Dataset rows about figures
○ ○ ○ ○ ○ ○ ○
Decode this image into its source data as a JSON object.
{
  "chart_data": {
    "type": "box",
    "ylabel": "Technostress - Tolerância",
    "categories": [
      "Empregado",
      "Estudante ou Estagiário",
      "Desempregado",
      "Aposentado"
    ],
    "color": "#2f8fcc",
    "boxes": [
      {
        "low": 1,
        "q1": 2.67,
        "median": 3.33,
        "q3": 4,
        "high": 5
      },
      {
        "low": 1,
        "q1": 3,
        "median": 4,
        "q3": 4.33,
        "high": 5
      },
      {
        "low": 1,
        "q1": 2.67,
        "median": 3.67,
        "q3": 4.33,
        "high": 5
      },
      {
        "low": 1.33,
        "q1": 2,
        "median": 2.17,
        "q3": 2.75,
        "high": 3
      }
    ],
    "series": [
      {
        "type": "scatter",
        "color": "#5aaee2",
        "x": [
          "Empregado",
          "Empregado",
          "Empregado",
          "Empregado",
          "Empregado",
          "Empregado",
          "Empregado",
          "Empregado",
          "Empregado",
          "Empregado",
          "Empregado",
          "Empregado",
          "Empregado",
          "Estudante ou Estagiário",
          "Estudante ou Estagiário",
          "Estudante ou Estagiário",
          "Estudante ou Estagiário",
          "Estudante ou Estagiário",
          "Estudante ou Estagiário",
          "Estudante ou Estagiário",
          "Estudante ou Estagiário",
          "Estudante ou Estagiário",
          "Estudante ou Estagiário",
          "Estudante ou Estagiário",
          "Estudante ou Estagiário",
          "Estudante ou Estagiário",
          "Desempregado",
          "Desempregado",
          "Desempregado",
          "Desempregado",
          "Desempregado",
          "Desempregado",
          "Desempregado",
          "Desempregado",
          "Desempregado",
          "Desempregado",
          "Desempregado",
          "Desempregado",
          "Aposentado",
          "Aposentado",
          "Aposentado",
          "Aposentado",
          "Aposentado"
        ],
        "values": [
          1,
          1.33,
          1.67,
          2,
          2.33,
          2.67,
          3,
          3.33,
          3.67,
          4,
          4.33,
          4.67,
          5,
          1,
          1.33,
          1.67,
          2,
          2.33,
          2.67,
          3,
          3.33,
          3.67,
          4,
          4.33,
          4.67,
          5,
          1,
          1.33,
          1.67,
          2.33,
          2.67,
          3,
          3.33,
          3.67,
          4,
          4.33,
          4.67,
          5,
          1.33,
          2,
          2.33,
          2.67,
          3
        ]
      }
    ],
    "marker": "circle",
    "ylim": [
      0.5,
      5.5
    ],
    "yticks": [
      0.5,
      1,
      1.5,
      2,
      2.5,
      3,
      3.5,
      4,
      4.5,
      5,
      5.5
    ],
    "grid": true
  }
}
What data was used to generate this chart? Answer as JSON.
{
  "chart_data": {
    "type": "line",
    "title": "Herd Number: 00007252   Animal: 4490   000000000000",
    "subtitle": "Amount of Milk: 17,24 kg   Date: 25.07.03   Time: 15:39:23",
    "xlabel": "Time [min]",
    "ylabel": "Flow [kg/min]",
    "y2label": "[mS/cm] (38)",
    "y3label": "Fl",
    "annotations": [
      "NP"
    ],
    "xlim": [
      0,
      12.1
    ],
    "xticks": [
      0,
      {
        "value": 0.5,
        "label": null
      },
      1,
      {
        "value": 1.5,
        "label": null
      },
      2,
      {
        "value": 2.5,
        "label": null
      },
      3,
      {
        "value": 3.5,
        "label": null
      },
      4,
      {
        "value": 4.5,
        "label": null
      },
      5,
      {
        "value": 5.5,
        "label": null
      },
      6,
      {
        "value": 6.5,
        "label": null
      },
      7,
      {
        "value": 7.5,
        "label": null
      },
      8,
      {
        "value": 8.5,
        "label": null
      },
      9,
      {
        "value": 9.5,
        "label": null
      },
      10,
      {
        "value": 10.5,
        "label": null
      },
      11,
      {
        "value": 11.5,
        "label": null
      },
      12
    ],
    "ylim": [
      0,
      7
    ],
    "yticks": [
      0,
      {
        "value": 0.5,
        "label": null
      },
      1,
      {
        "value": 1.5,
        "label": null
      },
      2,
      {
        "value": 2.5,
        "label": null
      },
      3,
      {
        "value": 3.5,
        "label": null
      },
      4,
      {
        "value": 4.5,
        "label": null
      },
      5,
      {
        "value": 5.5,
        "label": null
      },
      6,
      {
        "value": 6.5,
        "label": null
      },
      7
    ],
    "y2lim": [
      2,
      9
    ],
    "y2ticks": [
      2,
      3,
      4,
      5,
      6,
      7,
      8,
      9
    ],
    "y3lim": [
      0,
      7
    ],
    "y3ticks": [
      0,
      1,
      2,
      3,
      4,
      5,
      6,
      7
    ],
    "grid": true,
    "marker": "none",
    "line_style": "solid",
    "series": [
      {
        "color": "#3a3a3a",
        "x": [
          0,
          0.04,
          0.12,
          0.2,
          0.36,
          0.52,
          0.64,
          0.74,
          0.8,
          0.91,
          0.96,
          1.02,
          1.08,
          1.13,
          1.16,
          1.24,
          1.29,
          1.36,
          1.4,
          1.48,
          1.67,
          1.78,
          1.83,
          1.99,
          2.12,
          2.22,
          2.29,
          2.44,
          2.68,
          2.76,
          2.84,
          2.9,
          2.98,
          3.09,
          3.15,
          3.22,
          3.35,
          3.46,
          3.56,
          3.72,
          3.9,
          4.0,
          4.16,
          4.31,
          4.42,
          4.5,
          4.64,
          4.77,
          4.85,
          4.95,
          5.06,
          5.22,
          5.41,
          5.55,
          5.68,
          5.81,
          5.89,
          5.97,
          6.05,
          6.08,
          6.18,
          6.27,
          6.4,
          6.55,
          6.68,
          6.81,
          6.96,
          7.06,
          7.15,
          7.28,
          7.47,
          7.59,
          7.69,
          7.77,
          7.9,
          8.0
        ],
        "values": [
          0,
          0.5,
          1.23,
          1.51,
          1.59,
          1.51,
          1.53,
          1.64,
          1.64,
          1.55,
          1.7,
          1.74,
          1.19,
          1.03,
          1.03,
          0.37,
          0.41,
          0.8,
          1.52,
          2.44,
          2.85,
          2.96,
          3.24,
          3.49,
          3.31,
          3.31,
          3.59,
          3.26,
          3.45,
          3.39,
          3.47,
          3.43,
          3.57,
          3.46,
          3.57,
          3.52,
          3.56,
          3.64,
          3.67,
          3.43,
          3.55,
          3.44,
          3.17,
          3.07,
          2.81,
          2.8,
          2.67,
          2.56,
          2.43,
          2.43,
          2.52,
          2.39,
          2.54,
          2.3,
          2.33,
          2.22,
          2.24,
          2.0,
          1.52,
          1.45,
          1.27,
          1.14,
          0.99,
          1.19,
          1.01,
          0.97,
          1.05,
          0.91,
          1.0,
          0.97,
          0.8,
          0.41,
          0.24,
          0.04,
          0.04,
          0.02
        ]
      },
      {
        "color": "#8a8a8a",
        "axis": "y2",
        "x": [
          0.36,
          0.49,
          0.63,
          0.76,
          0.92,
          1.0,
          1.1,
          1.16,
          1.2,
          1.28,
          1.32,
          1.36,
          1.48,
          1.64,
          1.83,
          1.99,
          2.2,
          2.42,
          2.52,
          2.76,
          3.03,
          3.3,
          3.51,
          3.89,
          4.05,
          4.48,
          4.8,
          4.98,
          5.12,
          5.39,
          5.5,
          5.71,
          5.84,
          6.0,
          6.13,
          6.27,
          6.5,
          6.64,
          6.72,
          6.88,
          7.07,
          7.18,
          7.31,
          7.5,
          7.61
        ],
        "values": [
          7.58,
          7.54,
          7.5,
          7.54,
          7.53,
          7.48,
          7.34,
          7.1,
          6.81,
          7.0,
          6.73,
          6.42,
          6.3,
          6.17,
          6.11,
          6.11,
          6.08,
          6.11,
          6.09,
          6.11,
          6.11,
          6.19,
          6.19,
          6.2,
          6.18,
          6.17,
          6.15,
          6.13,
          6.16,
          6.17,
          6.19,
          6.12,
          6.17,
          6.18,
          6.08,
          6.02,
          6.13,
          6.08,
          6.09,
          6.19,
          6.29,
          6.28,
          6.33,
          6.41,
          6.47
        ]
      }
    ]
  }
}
○ ○ ○ ○ ○ ○ ○
EXERCISE DIRECTIONS :: Only lines with the word "this" are wanted, so copy each one from the records.

COMPLETED TASK ::
Decode this image into its source data as a JSON object.
What data was used to generate this chart? Answer as JSON.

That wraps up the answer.